- [Auszug zum Lesen]
# Welche SPS für Gebäudeautomatisierung?



## Darkghost (18 Juli 2014)

Hallo zusammen,

ich habe mich schon etwas weiter mit der GA und SPS beschäftigt und stehe jetzt vor der Frage, welche SPS von Beckhoff wäre für die GA und meine Wünsche die passende.
Bei meiner Recherche bin ich bei dem CX2020 irgendwie hängen geblieben.

Was möchte ich mit dem Gerät/GA machen?
- Visualisierung direkt über die SPS (oder ggf. über FHME)
- Licht schalten/ Dimmen (am besten über die Universalklemme)
- Steckdosen schalten
- Jalousiensteuerung
- Markisensteuerung
- Fensterkontakte (Reed-Kontakte) (ggf. über 1-wire)
- Präsenzmelder/Bewegungsmelder
- Temperaturmessung (ggf. über 1-wire)
- Modbus Unterstützung
-  EtherCAT Unterstützung
- Gebäudeautomatisierung soll auf 2 Etagen aufgeteilt werden
- Ausreichend Performance für Erweiterungen

Eine weitere Frage, die aufgekommen ist, worin liegt der Unterschied zwischen:
TwinCAT 3    
TwinCAT-2-PLC-Runtime
TwinCAT-2-NC-PTP-Runtime    
TwinCAT-2-NC-I-Runtime

Wäre super, wenn ich Feedback bzgl. meiner Auswahl bekommen könnte oder mir jemand ein "bessere" SPS für die Einsatzzwecke empfehlen kann.

- [Schriftliche Aufgabe 1]
Erläutern Sie in ein bis drei Sätzen, welchem Zweck die Aufzählung im Forenbeitrag zur SPS-Wahl dient.
- [Schriftliche Aufgabe 2]
Setzen Sie den Forenbeitrag zur SPS-Wahl im Anschluss an seinen letzten Satz fort.
Die Datensätze stammen aus einer anderen Quelle als der Forenbeitrag zur SPS-Wahl.

- [Datensätze]

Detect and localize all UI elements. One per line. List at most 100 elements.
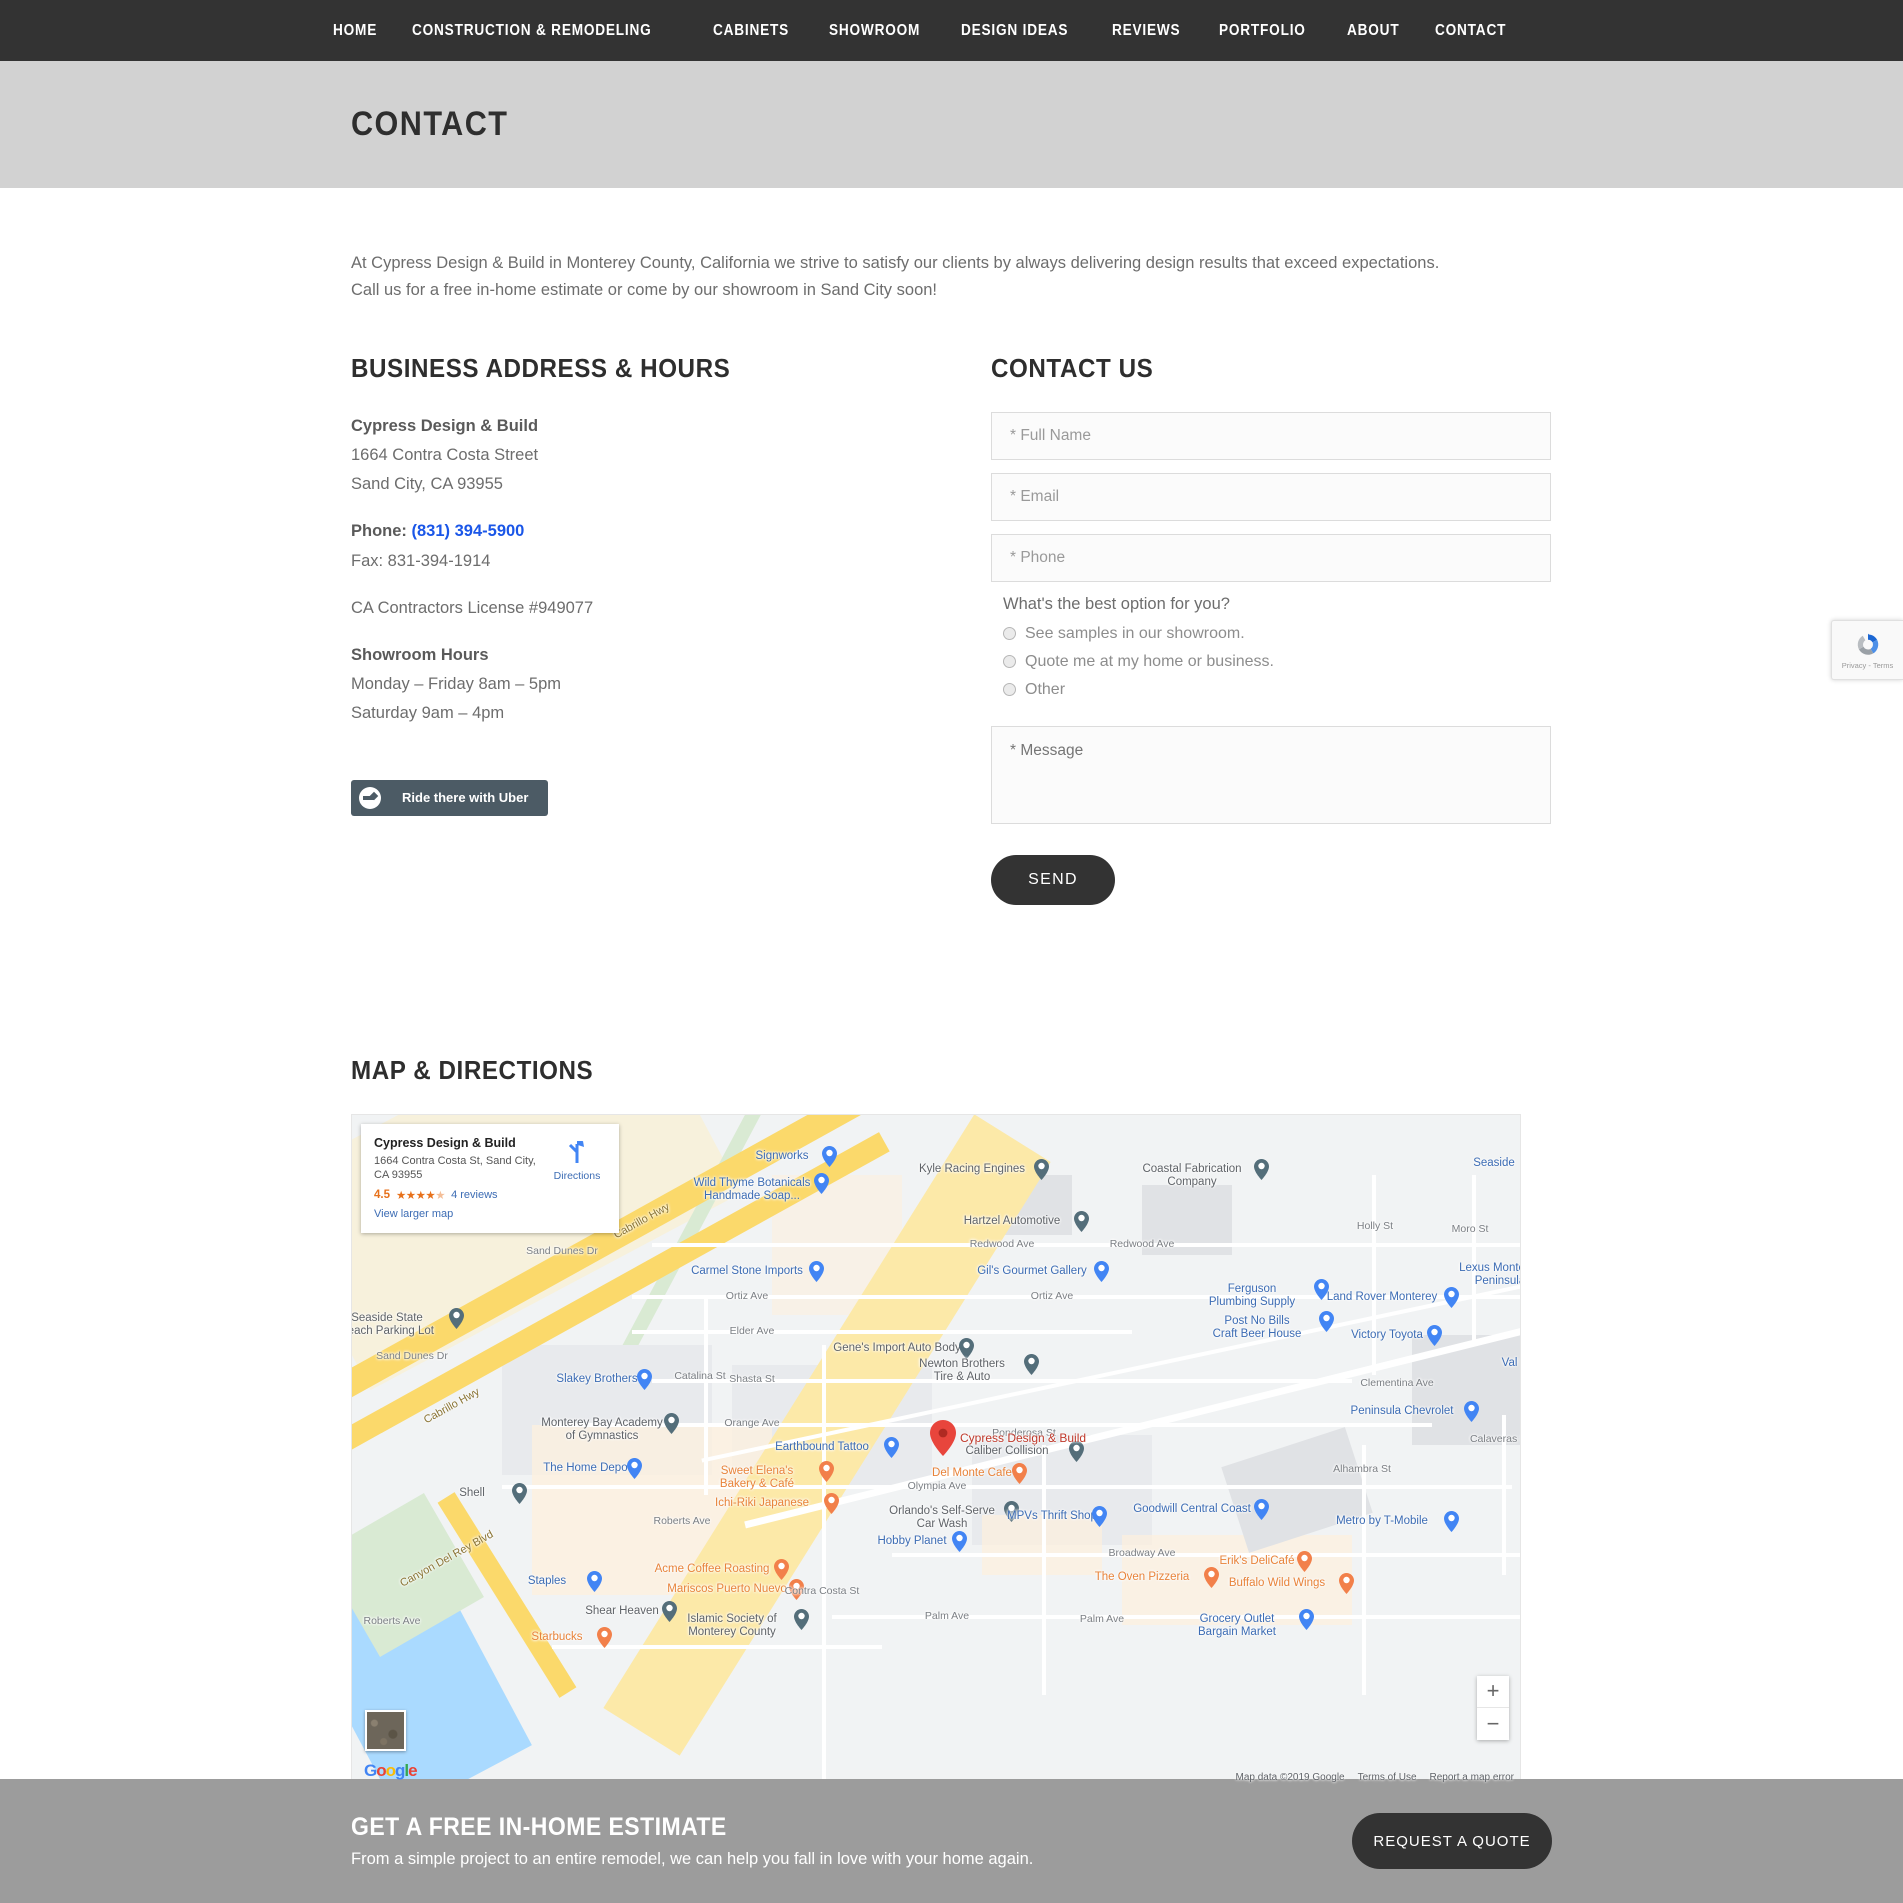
map-attribution-item[interactable]: Report a map error	[1430, 1772, 1514, 1783]
zoom-in-button[interactable]: +	[1477, 1676, 1509, 1708]
map-place-pin[interactable]	[627, 1457, 644, 1481]
map-place-label[interactable]: Ferguson Plumbing Supply	[1209, 1283, 1295, 1310]
map-place-pin[interactable]	[1254, 1498, 1271, 1522]
map-place-label[interactable]: Orlando's Self-Serve Car Wash	[889, 1505, 995, 1532]
map-place-pin[interactable]	[1464, 1400, 1481, 1424]
email-input[interactable]	[991, 472, 1551, 521]
map-place-pin[interactable]	[822, 1145, 839, 1169]
nav-item-cabinets[interactable]: CABINETS	[713, 22, 789, 40]
map-place-label[interactable]: Seaside	[1473, 1157, 1515, 1171]
view-larger-map-link[interactable]: View larger map	[374, 1208, 548, 1220]
map-place-label[interactable]: Metro by T-Mobile	[1336, 1515, 1428, 1529]
radio-button-icon[interactable]	[1003, 683, 1016, 697]
map-place-label[interactable]: Coastal Fabrication Company	[1142, 1163, 1241, 1190]
map-place-pin[interactable]	[637, 1368, 654, 1392]
map-place-pin[interactable]	[664, 1412, 681, 1436]
map-place-label[interactable]: Shear Heaven	[585, 1605, 659, 1619]
map-place-label[interactable]: Caliber Collision	[965, 1445, 1048, 1459]
map-place-label[interactable]: Post No Bills Craft Beer House	[1213, 1315, 1302, 1342]
nav-item-design-ideas[interactable]: DESIGN IDEAS	[961, 22, 1068, 40]
map-place-label[interactable]: Wild Thyme Botanicals Handmade Soap...	[694, 1177, 811, 1204]
map-place-pin[interactable]	[884, 1436, 901, 1460]
map-place-pin[interactable]	[1092, 1505, 1109, 1529]
map-place-pin[interactable]	[597, 1626, 614, 1650]
map-place-label[interactable]: Goodwill Central Coast	[1133, 1503, 1251, 1517]
request-quote-button[interactable]: REQUEST A QUOTE	[1352, 1813, 1552, 1869]
recaptcha-privacy-terms[interactable]: Privacy - Terms	[1842, 661, 1894, 670]
map-place-label[interactable]: Seaside StateBeach Parking Lot	[352, 1312, 434, 1339]
directions-button[interactable]: Directions	[548, 1136, 606, 1220]
map-place-label[interactable]: Grocery Outlet Bargain Market	[1198, 1613, 1276, 1640]
map-place-label[interactable]: Gene's Import Auto Body	[833, 1342, 961, 1356]
map-place-pin[interactable]	[1254, 1158, 1271, 1182]
map-place-label[interactable]: Slakey Brothers	[556, 1373, 637, 1387]
map-place-pin[interactable]	[794, 1608, 811, 1632]
radio-option-0[interactable]: See samples in our showroom.	[1003, 625, 1551, 643]
map-attribution-item[interactable]: Terms of Use	[1358, 1772, 1417, 1783]
map-place-pin[interactable]	[1444, 1286, 1461, 1310]
map-place-pin[interactable]	[1299, 1608, 1316, 1632]
nav-item-home[interactable]: HOME	[333, 22, 377, 40]
radio-option-1[interactable]: Quote me at my home or business.	[1003, 653, 1551, 671]
map-place-pin[interactable]	[1074, 1210, 1091, 1234]
map-place-label[interactable]: Gil's Gourmet Gallery	[977, 1265, 1087, 1279]
map-place-pin[interactable]	[809, 1260, 826, 1284]
google-map[interactable]: Signworks Kyle Racing Engines Coastal Fabr…	[351, 1113, 1521, 1787]
map-place-pin[interactable]	[1297, 1550, 1314, 1574]
map-place-label[interactable]: Starbucks	[531, 1631, 582, 1645]
map-place-pin[interactable]	[1314, 1278, 1331, 1302]
radio-button-icon[interactable]	[1003, 655, 1016, 669]
map-place-pin[interactable]	[587, 1570, 604, 1594]
map-place-label[interactable]: Lexus MontereyPeninsula	[1459, 1262, 1520, 1289]
map-place-pin[interactable]	[814, 1172, 831, 1196]
message-textarea[interactable]	[991, 725, 1551, 824]
map-place-pin[interactable]	[1094, 1260, 1111, 1284]
map-place-pin[interactable]	[824, 1492, 841, 1516]
map-place-label[interactable]: Carmel Stone Imports	[691, 1265, 803, 1279]
primary-location-marker[interactable]	[930, 1419, 956, 1456]
phone-link[interactable]: (831) 394-5900	[412, 522, 525, 540]
map-place-pin[interactable]	[662, 1600, 679, 1624]
ride-with-uber-button[interactable]: Ride there with Uber	[351, 779, 549, 816]
map-place-label[interactable]: Acme Coffee Roasting	[655, 1563, 770, 1577]
radio-option-2[interactable]: Other	[1003, 681, 1551, 699]
map-place-label[interactable]: MPVs Thrift Shop	[1007, 1510, 1097, 1524]
nav-item-about[interactable]: ABOUT	[1347, 22, 1399, 40]
recaptcha-badge[interactable]: Privacy - Terms	[1831, 620, 1903, 680]
map-place-label[interactable]: Peninsula Chevrolet	[1351, 1405, 1454, 1419]
map-place-label[interactable]: The Home Depot	[543, 1462, 631, 1476]
map-place-label[interactable]: Val Strough H	[1502, 1357, 1520, 1371]
map-place-pin[interactable]	[512, 1482, 529, 1506]
phone-input[interactable]	[991, 533, 1551, 582]
nav-item-construction-remodeling[interactable]: CONSTRUCTION & REMODELING	[412, 22, 652, 40]
map-place-pin[interactable]	[1444, 1510, 1461, 1534]
radio-button-icon[interactable]	[1003, 627, 1016, 641]
map-place-label[interactable]: Hobby Planet	[877, 1535, 946, 1549]
map-place-pin[interactable]	[1012, 1462, 1029, 1486]
map-place-pin[interactable]	[1319, 1310, 1336, 1334]
map-place-label[interactable]: Ichi-Riki Japanese	[715, 1497, 809, 1511]
map-info-card[interactable]: Cypress Design & Build 1664 Contra Costa…	[361, 1123, 619, 1233]
map-place-pin[interactable]	[1024, 1353, 1041, 1377]
map-place-label[interactable]: Newton Brothers Tire & Auto	[919, 1358, 1005, 1385]
map-place-pin[interactable]	[449, 1307, 466, 1331]
map-place-label[interactable]: Shell	[459, 1487, 485, 1501]
map-place-label[interactable]: Hartzel Automotive	[964, 1215, 1061, 1229]
map-place-label[interactable]: Erik's DeliCafé	[1219, 1555, 1294, 1569]
map-place-label[interactable]: Del Monte Cafe	[932, 1467, 1012, 1481]
review-count-link[interactable]: 4 reviews	[451, 1189, 497, 1201]
map-place-pin[interactable]	[1427, 1324, 1444, 1348]
nav-item-contact[interactable]: CONTACT	[1435, 22, 1506, 40]
map-place-label[interactable]: Staples	[528, 1575, 566, 1589]
map-place-pin[interactable]	[952, 1530, 969, 1554]
map-place-pin[interactable]	[819, 1460, 836, 1484]
full-name-input[interactable]	[991, 411, 1551, 460]
nav-item-reviews[interactable]: REVIEWS	[1112, 22, 1180, 40]
map-place-label[interactable]: Islamic Society of Monterey County	[687, 1613, 776, 1640]
map-place-label[interactable]: Sweet Elena's Bakery & Café	[720, 1465, 794, 1492]
map-place-label[interactable]: Buffalo Wild Wings	[1229, 1577, 1325, 1591]
map-place-label[interactable]: Land Rover Monterey	[1327, 1291, 1438, 1305]
map-place-pin[interactable]	[1339, 1572, 1356, 1596]
map-place-label[interactable]: Kyle Racing Engines	[919, 1163, 1025, 1177]
map-place-pin[interactable]	[1034, 1158, 1051, 1182]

- [Schriftliche Antwort 1]
Die Aufzählung beantwortet die Frage „Was möchte ich mit dem Gerät/GA machen?“. Sie nennt damit die Wünsche des Verfassers, für die er die passende SPS von Beckhoff sucht, etwa Licht schalten und dimmen, Jalousien- und Markisensteuerung sowie die Aufteilung auf zwei Etagen.

- [Schriftliche Antwort 2]
Grüße
Stefan


----------



## lucipher (18 Juli 2014)

Hi,

für die Heimautomatisierung benötigst du keine NC Runtime, da du ja keine Achsen über die SPS steuern möchtest. Die PLC ist die benötigte Runtime.

TC3 ist der Weg zu mehr Hochsprachenprogrammierung von Steuerungen. Bei meiner CX9020 ist noch die TC2 Runtime drauf und das Ding tut hier auch seinen Dienst. Dazu habe ich 10W weniger Verlustleistung.

Wenn du auf zwei Ebenen möchtest kannst du das über eine Klemmbusverlängerungs Klemme durchführen. Da musst du aber einen Kurzen Kabelweg haben (max. 5m). Ansonsten einen weiteren Controller um an den Bus zu koppeln. Hier benötigst du aber einen entsprechend tiefen UV, damit du die Klemmen unterbringst. Sind ja keine REG.

Gruß

Sascha


----------



## wolfi-sps (18 Juli 2014)

Hallo,
wir haben vor zwei Jahren gebaut und habe alles mit WAGO  realisiert (Heizung, Lüftung, Licht Enocen, Jalousie .......) und auf  ein Panel visualisiert.
Habe drei Stockwerke - zwei  Steuerungen/Verteilungen pro Stock für die Haustechnik, eine für die  Lüftung, Pelletskessel lese ich über Modbus aus.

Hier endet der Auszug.